> **Task**:
Copy every line from the data below in which the string "Pesquisar" can be found.
++++
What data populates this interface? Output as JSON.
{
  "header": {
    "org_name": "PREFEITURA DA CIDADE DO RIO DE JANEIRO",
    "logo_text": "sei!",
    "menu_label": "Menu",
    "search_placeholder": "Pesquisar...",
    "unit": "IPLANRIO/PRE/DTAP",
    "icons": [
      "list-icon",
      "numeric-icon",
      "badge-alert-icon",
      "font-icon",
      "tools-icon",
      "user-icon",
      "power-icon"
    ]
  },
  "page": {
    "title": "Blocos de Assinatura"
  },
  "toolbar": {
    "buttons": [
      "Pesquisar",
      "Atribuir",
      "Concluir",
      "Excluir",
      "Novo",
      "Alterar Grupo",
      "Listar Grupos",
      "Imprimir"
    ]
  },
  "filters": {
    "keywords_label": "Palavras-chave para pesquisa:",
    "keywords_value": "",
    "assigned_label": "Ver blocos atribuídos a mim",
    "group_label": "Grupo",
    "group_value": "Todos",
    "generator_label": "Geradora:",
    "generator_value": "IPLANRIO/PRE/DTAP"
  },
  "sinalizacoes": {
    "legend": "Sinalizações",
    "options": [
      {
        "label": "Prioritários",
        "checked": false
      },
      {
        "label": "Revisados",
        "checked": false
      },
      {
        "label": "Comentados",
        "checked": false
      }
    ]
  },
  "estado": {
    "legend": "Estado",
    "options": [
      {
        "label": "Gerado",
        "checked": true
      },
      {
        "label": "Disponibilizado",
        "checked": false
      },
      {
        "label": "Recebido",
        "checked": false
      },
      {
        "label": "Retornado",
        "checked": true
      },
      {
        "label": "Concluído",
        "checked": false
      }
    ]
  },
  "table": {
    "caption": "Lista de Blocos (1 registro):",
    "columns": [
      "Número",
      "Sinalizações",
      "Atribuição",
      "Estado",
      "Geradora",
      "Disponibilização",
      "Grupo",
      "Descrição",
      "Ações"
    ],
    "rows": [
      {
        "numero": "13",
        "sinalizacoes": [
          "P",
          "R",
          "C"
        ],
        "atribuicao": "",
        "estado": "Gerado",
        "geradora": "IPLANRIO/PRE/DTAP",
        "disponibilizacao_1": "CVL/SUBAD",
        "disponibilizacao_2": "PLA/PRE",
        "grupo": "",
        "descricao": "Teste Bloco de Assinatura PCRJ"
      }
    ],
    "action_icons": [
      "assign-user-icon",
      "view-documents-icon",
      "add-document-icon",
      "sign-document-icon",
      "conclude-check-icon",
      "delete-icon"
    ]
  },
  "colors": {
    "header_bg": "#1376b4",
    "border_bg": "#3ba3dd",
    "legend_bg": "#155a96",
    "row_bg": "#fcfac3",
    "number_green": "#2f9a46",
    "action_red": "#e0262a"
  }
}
++++
> **Solution for this problem**:
    "search_placeholder": "Pesquisar...",
      "Pesquisar",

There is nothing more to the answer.